WORK INSTRUCTIONS:
Wherever the word "icon" appears in the entries, copy the whole line.

GIVEN RECORDS:
* begin *

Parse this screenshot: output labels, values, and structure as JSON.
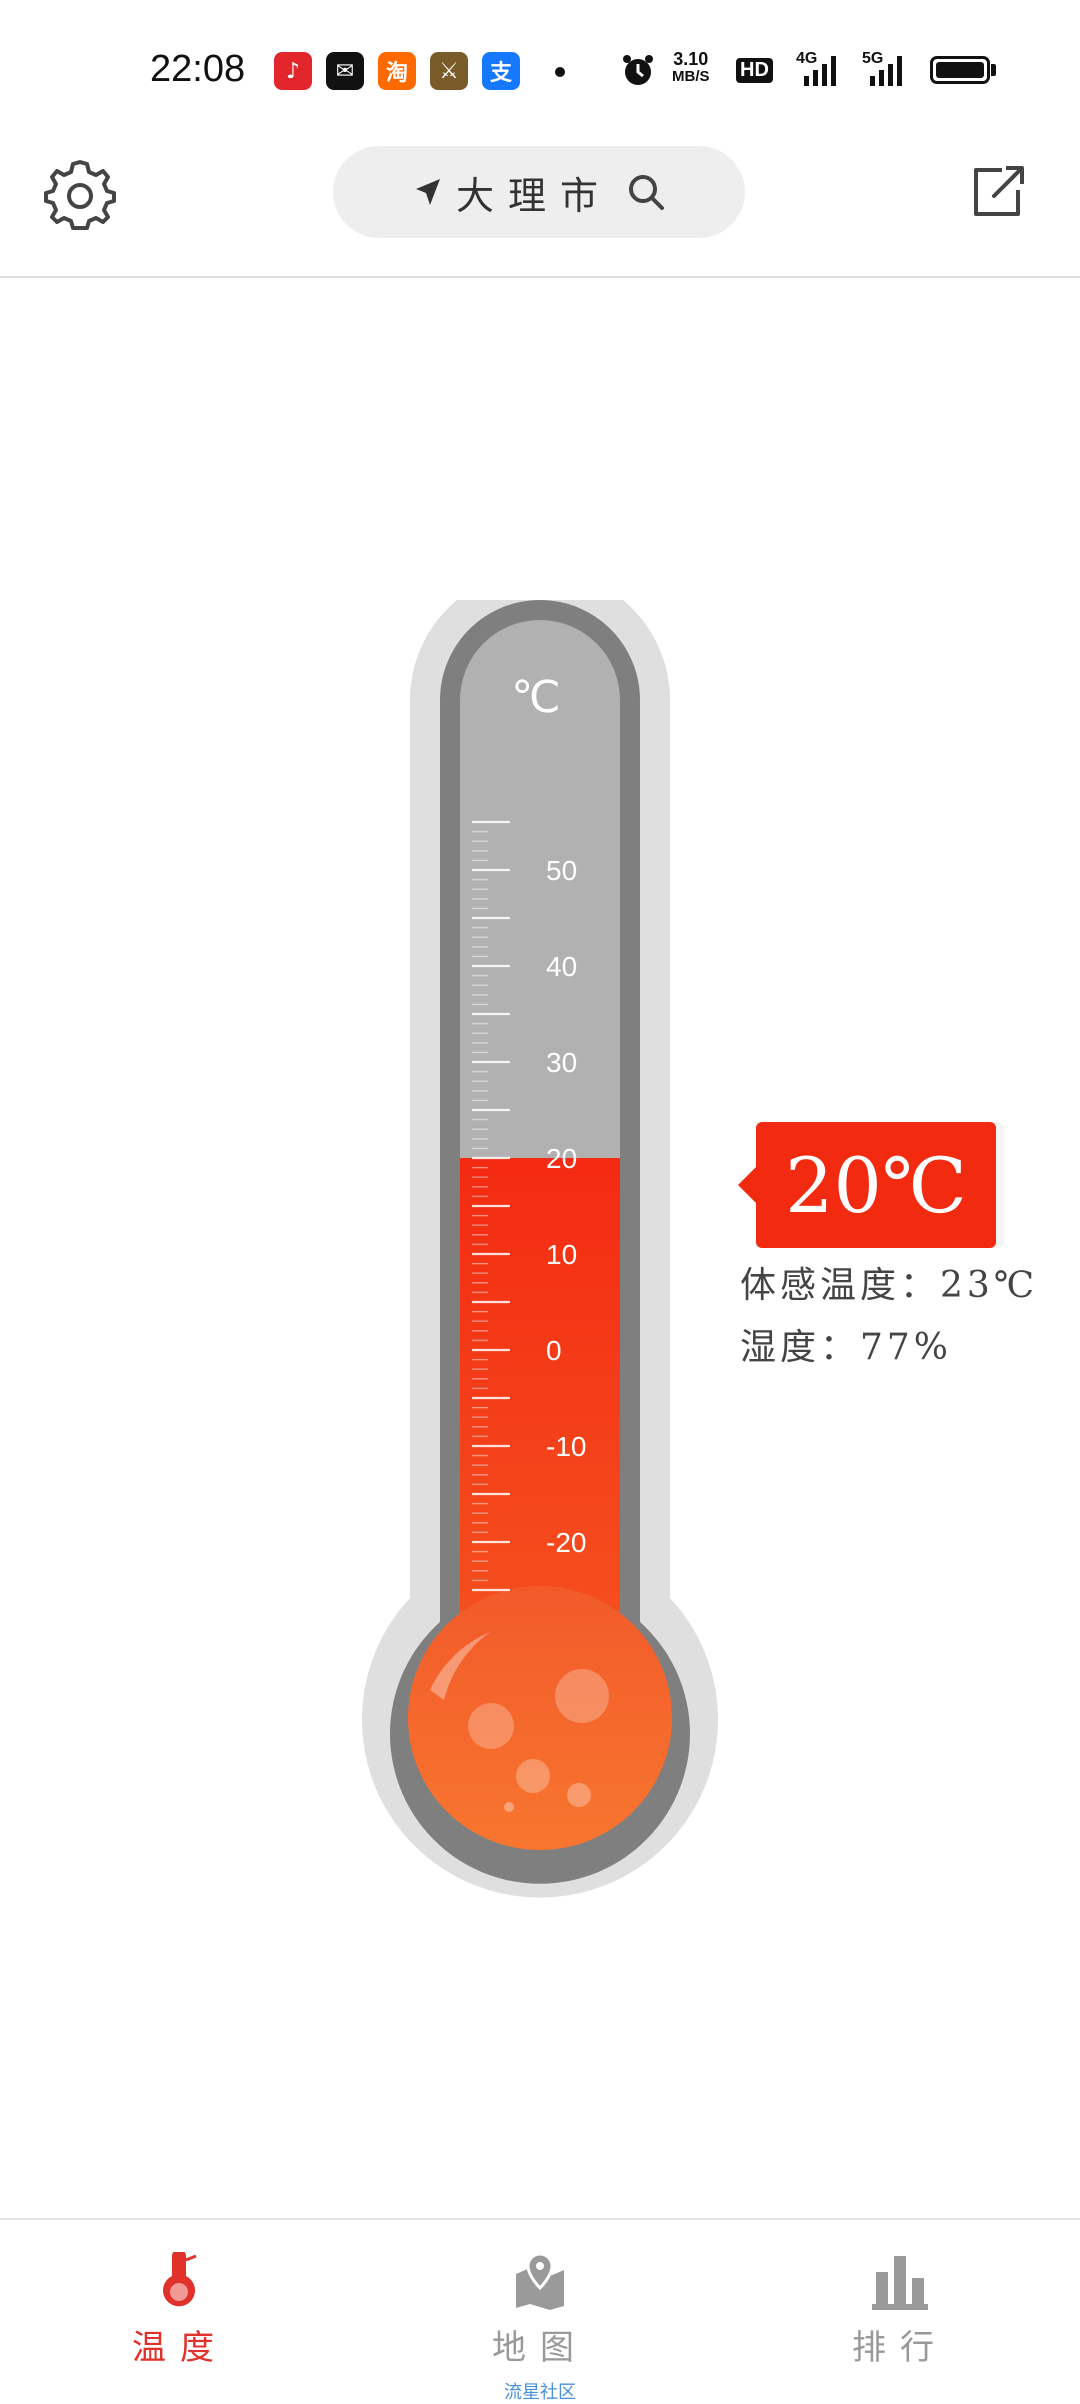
{
  "status_bar": {
    "time": "22:08",
    "net_speed_value": "3.10",
    "net_speed_unit": "MB/S",
    "hd_label": "HD",
    "network_4g": "4G",
    "network_5g": "5G",
    "battery_level": 1.0
  },
  "header": {
    "city": "大理市"
  },
  "thermometer": {
    "unit_symbol": "℃",
    "scale_labels": [
      "50",
      "40",
      "30",
      "20",
      "10",
      "0",
      "-10",
      "-20"
    ],
    "scale_min": -30,
    "scale_max": 55,
    "current_value": 20,
    "fill_color": "#f53a16",
    "empty_color": "#b1b1b1"
  },
  "reading": {
    "temperature": "20℃",
    "feels_like": "体感温度：23℃",
    "humidity": "湿度：77%"
  },
  "nav": {
    "items": [
      {
        "label": "温度",
        "icon": "thermometer-icon",
        "active": true
      },
      {
        "label": "地图",
        "icon": "map-pin-icon",
        "active": false
      },
      {
        "label": "排行",
        "icon": "bar-chart-icon",
        "active": false
      }
    ],
    "sub_caption": "流星社区"
  },
  "colors": {
    "accent": "#e0322b",
    "badge": "#f22a10",
    "inactive": "#999999"
  }
}
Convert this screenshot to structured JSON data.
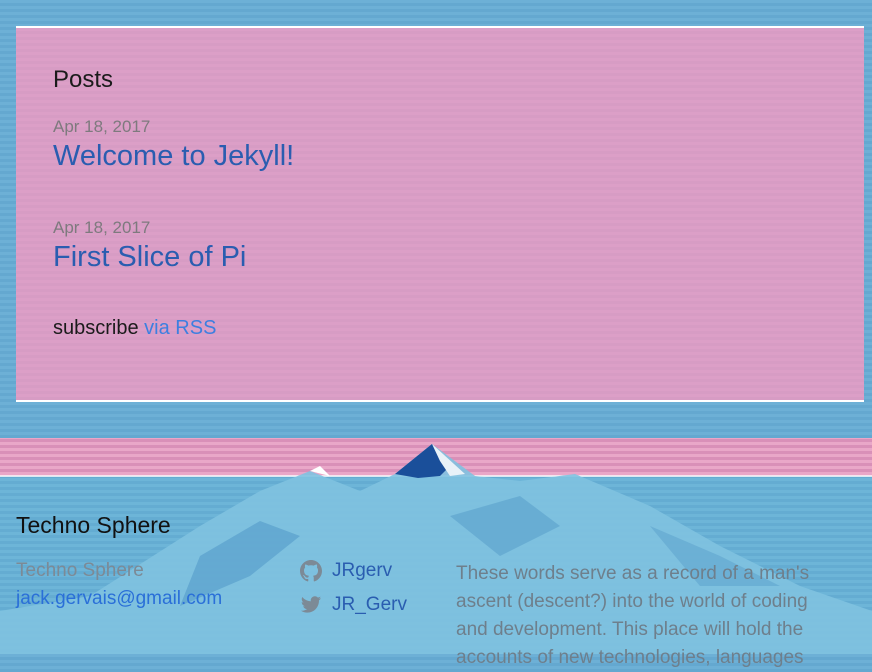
{
  "posts": {
    "heading": "Posts",
    "items": [
      {
        "date": "Apr 18, 2017",
        "title": "Welcome to Jekyll!"
      },
      {
        "date": "Apr 18, 2017",
        "title": "First Slice of Pi"
      }
    ],
    "subscribe_text": "subscribe",
    "rss_link": "via RSS"
  },
  "footer": {
    "title": "Techno Sphere",
    "name": "Techno Sphere",
    "email": "jack.gervais@gmail.com",
    "github": {
      "username": "JRgerv",
      "icon": "github-icon"
    },
    "twitter": {
      "username": "JR_Gerv",
      "icon": "twitter-icon"
    },
    "description": "These words serve as a record of a man's ascent (descent?) into the world of coding and development. This place will hold the accounts of new technologies, languages"
  },
  "colors": {
    "background": "#6db0d6",
    "panel": "#dc9fc7",
    "link": "#2a5db0",
    "accent_link": "#3d7fe0"
  }
}
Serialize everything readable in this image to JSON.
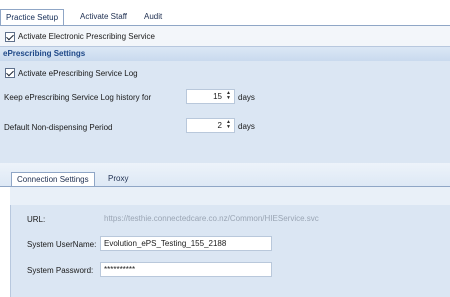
{
  "top_tabs": [
    {
      "label": "Practice Setup",
      "active": true
    },
    {
      "label": "Activate Staff",
      "active": false
    },
    {
      "label": "Audit",
      "active": false
    }
  ],
  "practice": {
    "electronic_prescribing_label": "Activate Electronic Prescribing Service",
    "electronic_prescribing_checked": true
  },
  "eprescribing": {
    "header": "ePrescribing Settings",
    "log_label": "Activate ePrescribing Service Log",
    "log_checked": true,
    "history_label": "Keep ePrescribing Service Log history for",
    "history_value": "15",
    "history_unit": "days",
    "nondispensing_label": "Default Non-dispensing Period",
    "nondispensing_value": "2",
    "nondispensing_unit": "days"
  },
  "bottom_tabs": [
    {
      "label": "Connection Settings",
      "active": true
    },
    {
      "label": "Proxy",
      "active": false
    }
  ],
  "connection": {
    "url_label": "URL:",
    "url_value": "https://testhie.connectedcare.co.nz/Common/HIEService.svc",
    "username_label": "System UserName:",
    "username_value": "Evolution_ePS_Testing_155_2188",
    "password_label": "System Password:",
    "password_value": "**********"
  },
  "colors": {
    "panel_bg": "#dbe6f3",
    "header_text": "#1d4787",
    "border": "#8fa6c6"
  }
}
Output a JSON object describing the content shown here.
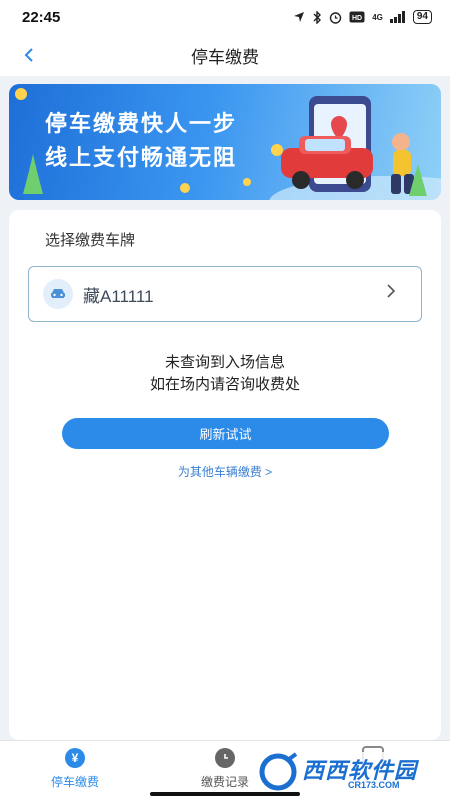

* end *

WRITTEN SOLUTION:
        "icon": "thermometer-icon",
        "icon": "map-pin-icon",
        "icon": "bar-chart-icon",
      "icon": "github-icon"
      "icon": "twitter-icon"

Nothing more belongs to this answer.